TEXT.
·····
On page 245 of Weibel's An introduction to homological algebra, he assigns the following as an exercise:
The image of $c_M$ in the matrix ring $\operatorname{End}_k(M)$ is $r/m$ times the identity matrix.
Here's how the stuff in the exercise is defined:
- $\mathfrak{g}$ is a semisimple Lie algebra over a field $k$ of characteristic 0.
- $M$ is an $m$-dimensional $\mathfrak{g}$-module (not assumed irreducible).
- $r=\dim (\operatorname{im}(\rho))$, where $\rho\colon \mathfrak{g}\to \operatorname{End}_k(M)$ is the structure map.
- $c_M$ is the Casimir operator for $M$:
... $\mathfrak{g}\cong \mathfrak{h}\times \ker(\rho)$, $\mathfrak{h}\subseteq\mathfrak{gl}_m$, and the bilinear form $\beta$ on $\mathfrak{h}$ is nondegenerate by Cartan's criterion 7.8.4. Choose a basis $\{e_1,\ldots,e_r\}$ of $\mathfrak{h}$; by linear algebra there is a dual basis $\{e^1,\ldots,e^r\}$ of $\mathfrak{h}$ such that $\beta(e_i,e^j)=\delta_{ij}$. The element $c_M=\sum e_ie^i\in U\mathfrak{g}$ is called the Casimir operator for $M$;...
My Question
I seem to get a different answer when I compute this for $\mathfrak{g}=\mathfrak{sl}_2$.
Let $M$ be the irreducible representation of $\mathfrak{sl}_2$ with highest weight $2$. Then $\rho$ is injective, and therefore (using the usual basis $h,x,y$ of $\mathfrak{sl}_2$) we get $$c_M=\frac{h^2}{2}+h+2yx.$$ Computing the action of $c_M$ on a highest weight vector $v$ of $M$, we get $$c_Mv = \left(\frac{h^2}{2}+h+2yx\right)v = 4.$$ However, $r=\dim(\mathfrak{sl}_2)=3$ and $m=\dim(M)=3$, so the exercise from Weibel would predict that $$c_Mv = v.$$
What am I missing?
·····
TASKS.
a. On which page of Weibel's book does the post say the exercise is assigned?
b. For each statement, say yes or no based on the post, and quote the words that decide it.
(i) In the exercise, $M$ is assumed to be irreducible.
(ii) The field $k$ has characteristic 0.
(iii) In the $\mathfrak{sl}_2$ example, $\rho$ is injective.
Answer using only the post.

DATASET RECORDS.
·····
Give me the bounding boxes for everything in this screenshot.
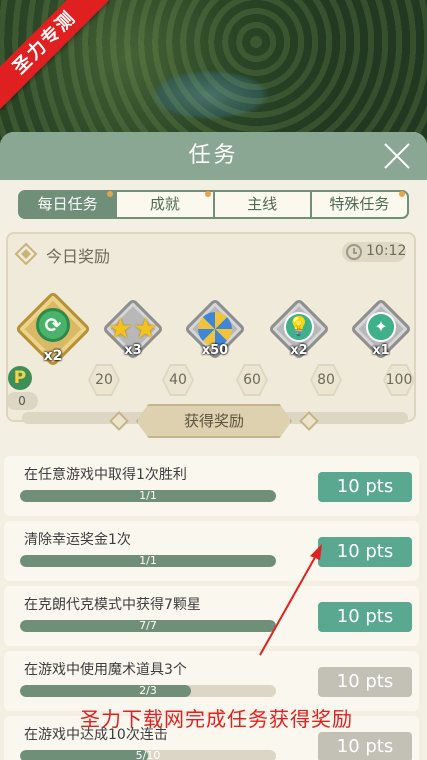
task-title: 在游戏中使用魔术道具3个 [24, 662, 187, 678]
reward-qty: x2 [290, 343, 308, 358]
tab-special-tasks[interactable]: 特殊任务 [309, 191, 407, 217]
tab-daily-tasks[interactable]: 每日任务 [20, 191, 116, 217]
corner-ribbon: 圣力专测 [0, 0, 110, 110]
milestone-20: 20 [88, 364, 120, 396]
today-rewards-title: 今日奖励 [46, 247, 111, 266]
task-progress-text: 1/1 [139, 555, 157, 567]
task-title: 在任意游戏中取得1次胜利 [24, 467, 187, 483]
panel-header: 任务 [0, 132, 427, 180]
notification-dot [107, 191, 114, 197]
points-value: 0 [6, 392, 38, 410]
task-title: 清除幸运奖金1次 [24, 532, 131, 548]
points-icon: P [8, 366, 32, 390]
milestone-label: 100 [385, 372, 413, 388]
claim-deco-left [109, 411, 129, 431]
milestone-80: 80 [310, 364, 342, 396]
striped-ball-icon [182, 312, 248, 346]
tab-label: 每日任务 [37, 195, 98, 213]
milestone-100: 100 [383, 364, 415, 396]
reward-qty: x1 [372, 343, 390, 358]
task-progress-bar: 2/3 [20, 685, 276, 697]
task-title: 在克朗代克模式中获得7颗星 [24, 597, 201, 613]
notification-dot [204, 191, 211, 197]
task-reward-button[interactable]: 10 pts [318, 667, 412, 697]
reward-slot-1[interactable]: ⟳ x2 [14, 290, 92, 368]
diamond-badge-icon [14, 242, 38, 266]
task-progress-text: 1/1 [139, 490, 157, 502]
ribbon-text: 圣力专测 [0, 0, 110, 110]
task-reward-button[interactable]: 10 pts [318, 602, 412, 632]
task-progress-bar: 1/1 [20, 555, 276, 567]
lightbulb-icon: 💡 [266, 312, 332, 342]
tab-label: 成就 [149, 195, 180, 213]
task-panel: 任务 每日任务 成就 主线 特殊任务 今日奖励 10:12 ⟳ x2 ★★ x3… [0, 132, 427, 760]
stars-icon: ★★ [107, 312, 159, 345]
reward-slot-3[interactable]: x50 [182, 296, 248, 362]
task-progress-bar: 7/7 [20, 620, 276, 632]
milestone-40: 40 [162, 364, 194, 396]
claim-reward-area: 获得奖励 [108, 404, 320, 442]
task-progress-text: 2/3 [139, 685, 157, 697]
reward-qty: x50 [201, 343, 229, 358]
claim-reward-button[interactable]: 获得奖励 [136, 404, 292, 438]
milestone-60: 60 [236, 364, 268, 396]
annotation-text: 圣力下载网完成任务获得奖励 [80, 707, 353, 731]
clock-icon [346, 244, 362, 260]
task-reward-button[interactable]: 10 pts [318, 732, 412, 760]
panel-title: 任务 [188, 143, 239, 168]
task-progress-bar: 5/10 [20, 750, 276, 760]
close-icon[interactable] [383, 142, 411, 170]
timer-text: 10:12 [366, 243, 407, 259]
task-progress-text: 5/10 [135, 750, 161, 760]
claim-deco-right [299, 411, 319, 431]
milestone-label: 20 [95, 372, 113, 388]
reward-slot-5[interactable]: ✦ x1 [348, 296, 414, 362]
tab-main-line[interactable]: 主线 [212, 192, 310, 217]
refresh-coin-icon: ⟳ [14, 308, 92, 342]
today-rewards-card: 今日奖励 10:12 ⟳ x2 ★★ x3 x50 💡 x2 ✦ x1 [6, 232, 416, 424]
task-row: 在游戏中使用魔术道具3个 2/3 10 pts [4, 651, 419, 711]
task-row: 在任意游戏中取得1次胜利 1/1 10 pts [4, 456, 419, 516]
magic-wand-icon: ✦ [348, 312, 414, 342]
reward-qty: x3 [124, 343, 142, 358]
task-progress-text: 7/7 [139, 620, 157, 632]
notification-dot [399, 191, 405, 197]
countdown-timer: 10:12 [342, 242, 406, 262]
·····
FINAL RESULTS.
a. Page 245.

b.
(i) No: "(not assumed irreducible)"
(ii) Yes: "over a field $k$ of characteristic 0"
(iii) Yes: "Then $\rho$ is injective"